[Data items]
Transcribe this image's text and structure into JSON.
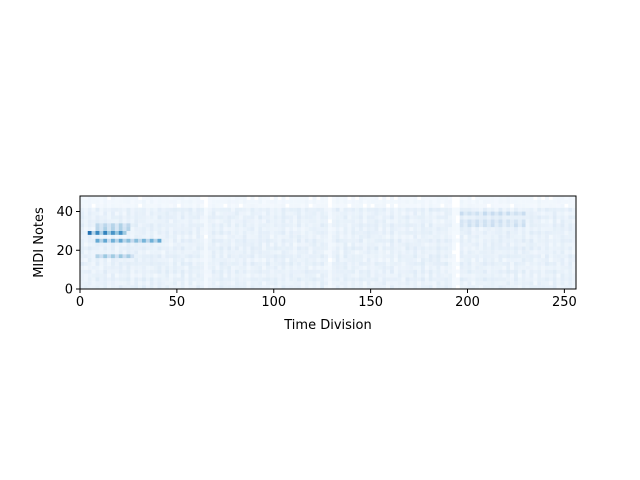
{
  "chart_data": {
    "type": "heatmap",
    "title": "",
    "xlabel": "Time Division",
    "ylabel": "MIDI Notes",
    "xlim": [
      0,
      256
    ],
    "ylim": [
      0,
      48
    ],
    "x_ticks": [
      0,
      50,
      100,
      150,
      200,
      250
    ],
    "y_ticks": [
      0,
      20,
      40
    ],
    "colormap": [
      "#f7fbff",
      "#deebf7",
      "#c6dbef",
      "#9ecae1",
      "#6baed6",
      "#3182bd",
      "#08519c"
    ],
    "grid": false,
    "legend": "none",
    "bright_regions": [
      {
        "x": [
          4,
          22
        ],
        "note": 28,
        "level": 0.95
      },
      {
        "x": [
          8,
          40
        ],
        "note": 24,
        "level": 0.75
      },
      {
        "x": [
          8,
          26
        ],
        "note": 16,
        "level": 0.55
      },
      {
        "x": [
          8,
          24
        ],
        "note": 31,
        "level": 0.45
      },
      {
        "x": [
          196,
          228
        ],
        "note": 38,
        "level": 0.35
      },
      {
        "x": [
          196,
          228
        ],
        "note": 33,
        "level": 0.3
      }
    ],
    "background_level": 0.08,
    "note_period": 2,
    "time_period": 4
  }
}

EXERCISE DETAILS: Print each line of the material above exactly, with the pictures removed from your copy.

EXPECTED OUTPUT:
Transcribe this image's text and structure into JSON.
{
  "chart_data": {
    "type": "heatmap",
    "title": "",
    "xlabel": "Time Division",
    "ylabel": "MIDI Notes",
    "xlim": [
      0,
      256
    ],
    "ylim": [
      0,
      48
    ],
    "x_ticks": [
      0,
      50,
      100,
      150,
      200,
      250
    ],
    "y_ticks": [
      0,
      20,
      40
    ],
    "colormap": [
      "#f7fbff",
      "#deebf7",
      "#c6dbef",
      "#9ecae1",
      "#6baed6",
      "#3182bd",
      "#08519c"
    ],
    "grid": false,
    "legend": "none",
    "bright_regions": [
      {
        "x": [
          4,
          22
        ],
        "note": 28,
        "level": 0.95
      },
      {
        "x": [
          8,
          40
        ],
        "note": 24,
        "level": 0.75
      },
      {
        "x": [
          8,
          26
        ],
        "note": 16,
        "level": 0.55
      },
      {
        "x": [
          8,
          24
        ],
        "note": 31,
        "level": 0.45
      },
      {
        "x": [
          196,
          228
        ],
        "note": 38,
        "level": 0.35
      },
      {
        "x": [
          196,
          228
        ],
        "note": 33,
        "level": 0.3
      }
    ],
    "background_level": 0.08,
    "note_period": 2,
    "time_period": 4
  }
}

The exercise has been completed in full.